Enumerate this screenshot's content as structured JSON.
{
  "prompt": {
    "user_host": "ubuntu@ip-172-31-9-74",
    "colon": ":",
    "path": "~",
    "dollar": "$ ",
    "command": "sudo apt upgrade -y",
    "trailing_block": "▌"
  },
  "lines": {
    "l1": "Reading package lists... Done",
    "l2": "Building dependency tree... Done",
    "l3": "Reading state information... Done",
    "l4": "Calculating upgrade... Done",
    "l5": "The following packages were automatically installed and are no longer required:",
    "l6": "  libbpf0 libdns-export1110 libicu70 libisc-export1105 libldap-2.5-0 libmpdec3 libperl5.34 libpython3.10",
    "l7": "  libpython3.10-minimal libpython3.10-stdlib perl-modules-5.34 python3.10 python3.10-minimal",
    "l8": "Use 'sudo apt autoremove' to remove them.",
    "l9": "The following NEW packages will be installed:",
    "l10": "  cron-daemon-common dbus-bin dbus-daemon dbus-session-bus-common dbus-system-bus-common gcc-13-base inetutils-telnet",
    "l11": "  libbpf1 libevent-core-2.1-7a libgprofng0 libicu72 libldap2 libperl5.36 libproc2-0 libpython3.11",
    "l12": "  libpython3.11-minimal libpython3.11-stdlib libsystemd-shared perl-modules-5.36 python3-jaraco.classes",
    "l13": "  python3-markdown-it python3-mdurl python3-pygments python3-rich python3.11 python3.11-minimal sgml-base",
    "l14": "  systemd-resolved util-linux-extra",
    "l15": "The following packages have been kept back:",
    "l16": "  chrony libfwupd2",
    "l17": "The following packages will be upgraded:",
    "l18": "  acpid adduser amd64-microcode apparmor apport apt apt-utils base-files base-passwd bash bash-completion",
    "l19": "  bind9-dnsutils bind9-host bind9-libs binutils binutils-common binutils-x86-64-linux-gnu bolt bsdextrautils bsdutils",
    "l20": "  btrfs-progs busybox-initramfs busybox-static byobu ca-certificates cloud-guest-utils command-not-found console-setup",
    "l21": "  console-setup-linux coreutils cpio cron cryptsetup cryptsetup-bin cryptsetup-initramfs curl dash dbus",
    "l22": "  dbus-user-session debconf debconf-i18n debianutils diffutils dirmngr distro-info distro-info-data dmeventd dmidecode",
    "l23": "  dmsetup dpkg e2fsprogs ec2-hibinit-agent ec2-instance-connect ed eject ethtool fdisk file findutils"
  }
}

# EXERCISE TASK
Set down all of the entries exactly, please.

# REPLY TO THE EXERCISE
Enumerate this screenshot's content as structured JSON.
{
  "prompt": {
    "user_host": "ubuntu@ip-172-31-9-74",
    "colon": ":",
    "path": "~",
    "dollar": "$ ",
    "command": "sudo apt upgrade -y",
    "trailing_block": "▌"
  },
  "lines": {
    "l1": "Reading package lists... Done",
    "l2": "Building dependency tree... Done",
    "l3": "Reading state information... Done",
    "l4": "Calculating upgrade... Done",
    "l5": "The following packages were automatically installed and are no longer required:",
    "l6": "  libbpf0 libdns-export1110 libicu70 libisc-export1105 libldap-2.5-0 libmpdec3 libperl5.34 libpython3.10",
    "l7": "  libpython3.10-minimal libpython3.10-stdlib perl-modules-5.34 python3.10 python3.10-minimal",
    "l8": "Use 'sudo apt autoremove' to remove them.",
    "l9": "The following NEW packages will be installed:",
    "l10": "  cron-daemon-common dbus-bin dbus-daemon dbus-session-bus-common dbus-system-bus-common gcc-13-base inetutils-telnet",
    "l11": "  libbpf1 libevent-core-2.1-7a libgprofng0 libicu72 libldap2 libperl5.36 libproc2-0 libpython3.11",
    "l12": "  libpython3.11-minimal libpython3.11-stdlib libsystemd-shared perl-modules-5.36 python3-jaraco.classes",
    "l13": "  python3-markdown-it python3-mdurl python3-pygments python3-rich python3.11 python3.11-minimal sgml-base",
    "l14": "  systemd-resolved util-linux-extra",
    "l15": "The following packages have been kept back:",
    "l16": "  chrony libfwupd2",
    "l17": "The following packages will be upgraded:",
    "l18": "  acpid adduser amd64-microcode apparmor apport apt apt-utils base-files base-passwd bash bash-completion",
    "l19": "  bind9-dnsutils bind9-host bind9-libs binutils binutils-common binutils-x86-64-linux-gnu bolt bsdextrautils bsdutils",
    "l20": "  btrfs-progs busybox-initramfs busybox-static byobu ca-certificates cloud-guest-utils command-not-found console-setup",
    "l21": "  console-setup-linux coreutils cpio cron cryptsetup cryptsetup-bin cryptsetup-initramfs curl dash dbus",
    "l22": "  dbus-user-session debconf debconf-i18n debianutils diffutils dirmngr distro-info distro-info-data dmeventd dmidecode",
    "l23": "  dmsetup dpkg e2fsprogs ec2-hibinit-agent ec2-instance-connect ed eject ethtool fdisk file findutils"
  }
}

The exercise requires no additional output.